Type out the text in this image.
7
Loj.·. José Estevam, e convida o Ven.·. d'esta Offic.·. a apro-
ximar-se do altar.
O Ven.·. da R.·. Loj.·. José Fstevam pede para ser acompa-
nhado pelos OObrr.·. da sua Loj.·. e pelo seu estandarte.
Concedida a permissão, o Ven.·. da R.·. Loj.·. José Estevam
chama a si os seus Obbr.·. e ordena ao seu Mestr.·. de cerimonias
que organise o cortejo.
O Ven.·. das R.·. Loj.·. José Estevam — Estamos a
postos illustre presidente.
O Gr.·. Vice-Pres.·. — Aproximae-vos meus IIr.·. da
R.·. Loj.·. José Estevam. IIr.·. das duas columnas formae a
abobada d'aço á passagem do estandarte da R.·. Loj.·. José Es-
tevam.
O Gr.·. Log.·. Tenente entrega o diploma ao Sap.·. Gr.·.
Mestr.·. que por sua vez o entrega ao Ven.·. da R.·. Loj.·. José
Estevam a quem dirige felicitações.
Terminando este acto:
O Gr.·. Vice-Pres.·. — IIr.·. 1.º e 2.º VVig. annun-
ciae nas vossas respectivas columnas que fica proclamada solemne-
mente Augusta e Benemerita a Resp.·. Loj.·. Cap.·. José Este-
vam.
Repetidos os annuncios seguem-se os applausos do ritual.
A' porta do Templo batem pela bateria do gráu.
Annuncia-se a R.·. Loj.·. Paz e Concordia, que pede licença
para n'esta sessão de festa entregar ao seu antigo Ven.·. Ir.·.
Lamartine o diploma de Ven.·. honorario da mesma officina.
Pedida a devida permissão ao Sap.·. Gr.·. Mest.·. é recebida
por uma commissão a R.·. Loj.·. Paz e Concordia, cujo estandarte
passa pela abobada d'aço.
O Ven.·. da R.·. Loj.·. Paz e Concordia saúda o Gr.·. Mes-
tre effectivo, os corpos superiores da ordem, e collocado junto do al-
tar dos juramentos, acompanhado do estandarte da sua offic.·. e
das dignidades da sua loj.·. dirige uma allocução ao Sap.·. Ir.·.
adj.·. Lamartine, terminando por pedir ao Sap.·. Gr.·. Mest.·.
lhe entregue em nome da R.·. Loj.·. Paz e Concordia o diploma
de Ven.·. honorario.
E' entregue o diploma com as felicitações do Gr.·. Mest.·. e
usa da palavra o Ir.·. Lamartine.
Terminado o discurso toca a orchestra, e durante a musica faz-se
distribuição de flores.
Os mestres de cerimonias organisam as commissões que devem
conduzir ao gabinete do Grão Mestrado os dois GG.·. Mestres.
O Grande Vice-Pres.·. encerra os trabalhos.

——————

__Work to do__.
Find every line with "abobada" in the listing and state how many there are, nothing else.

__Completed exercise__.
2